(Source data)
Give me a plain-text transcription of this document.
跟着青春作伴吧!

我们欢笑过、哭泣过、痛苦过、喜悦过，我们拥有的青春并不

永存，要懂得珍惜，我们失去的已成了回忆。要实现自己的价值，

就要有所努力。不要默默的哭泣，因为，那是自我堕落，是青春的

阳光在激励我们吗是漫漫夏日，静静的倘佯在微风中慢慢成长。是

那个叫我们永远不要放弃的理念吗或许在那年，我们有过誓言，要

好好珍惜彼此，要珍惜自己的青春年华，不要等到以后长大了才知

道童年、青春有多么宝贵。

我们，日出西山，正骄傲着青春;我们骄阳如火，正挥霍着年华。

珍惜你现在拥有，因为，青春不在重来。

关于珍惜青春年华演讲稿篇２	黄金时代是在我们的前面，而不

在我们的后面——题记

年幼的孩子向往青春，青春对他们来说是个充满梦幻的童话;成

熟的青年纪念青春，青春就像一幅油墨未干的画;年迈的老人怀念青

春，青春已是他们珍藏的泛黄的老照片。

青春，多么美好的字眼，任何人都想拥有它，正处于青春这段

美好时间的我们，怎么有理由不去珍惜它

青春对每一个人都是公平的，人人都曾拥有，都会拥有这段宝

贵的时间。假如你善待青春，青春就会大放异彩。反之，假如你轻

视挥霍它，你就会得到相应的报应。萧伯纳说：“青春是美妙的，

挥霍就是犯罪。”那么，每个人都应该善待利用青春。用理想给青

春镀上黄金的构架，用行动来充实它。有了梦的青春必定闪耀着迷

### THE PROBLEM
Take the entries above and transcribe them in full.

### EXERCISE ANSWER
Give me a plain-text transcription of this document.
跟着青春作伴吧!

我们欢笑过、哭泣过、痛苦过、喜悦过，我们拥有的青春并不

永存，要懂得珍惜，我们失去的已成了回忆。要实现自己的价值，

就要有所努力。不要默默的哭泣，因为，那是自我堕落，是青春的

阳光在激励我们吗是漫漫夏日，静静的倘佯在微风中慢慢成长。是

那个叫我们永远不要放弃的理念吗或许在那年，我们有过誓言，要

好好珍惜彼此，要珍惜自己的青春年华，不要等到以后长大了才知

道童年、青春有多么宝贵。

我们，日出西山，正骄傲着青春;我们骄阳如火，正挥霍着年华。

珍惜你现在拥有，因为，青春不在重来。

关于珍惜青春年华演讲稿篇２	黄金时代是在我们的前面，而不

在我们的后面——题记

年幼的孩子向往青春，青春对他们来说是个充满梦幻的童话;成

熟的青年纪念青春，青春就像一幅油墨未干的画;年迈的老人怀念青

春，青春已是他们珍藏的泛黄的老照片。

青春，多么美好的字眼，任何人都想拥有它，正处于青春这段

美好时间的我们，怎么有理由不去珍惜它

青春对每一个人都是公平的，人人都曾拥有，都会拥有这段宝

贵的时间。假如你善待青春，青春就会大放异彩。反之，假如你轻

视挥霍它，你就会得到相应的报应。萧伯纳说：“青春是美妙的，

挥霍就是犯罪。”那么，每个人都应该善待利用青春。用理想给青

春镀上黄金的构架，用行动来充实它。有了梦的青春必定闪耀着迷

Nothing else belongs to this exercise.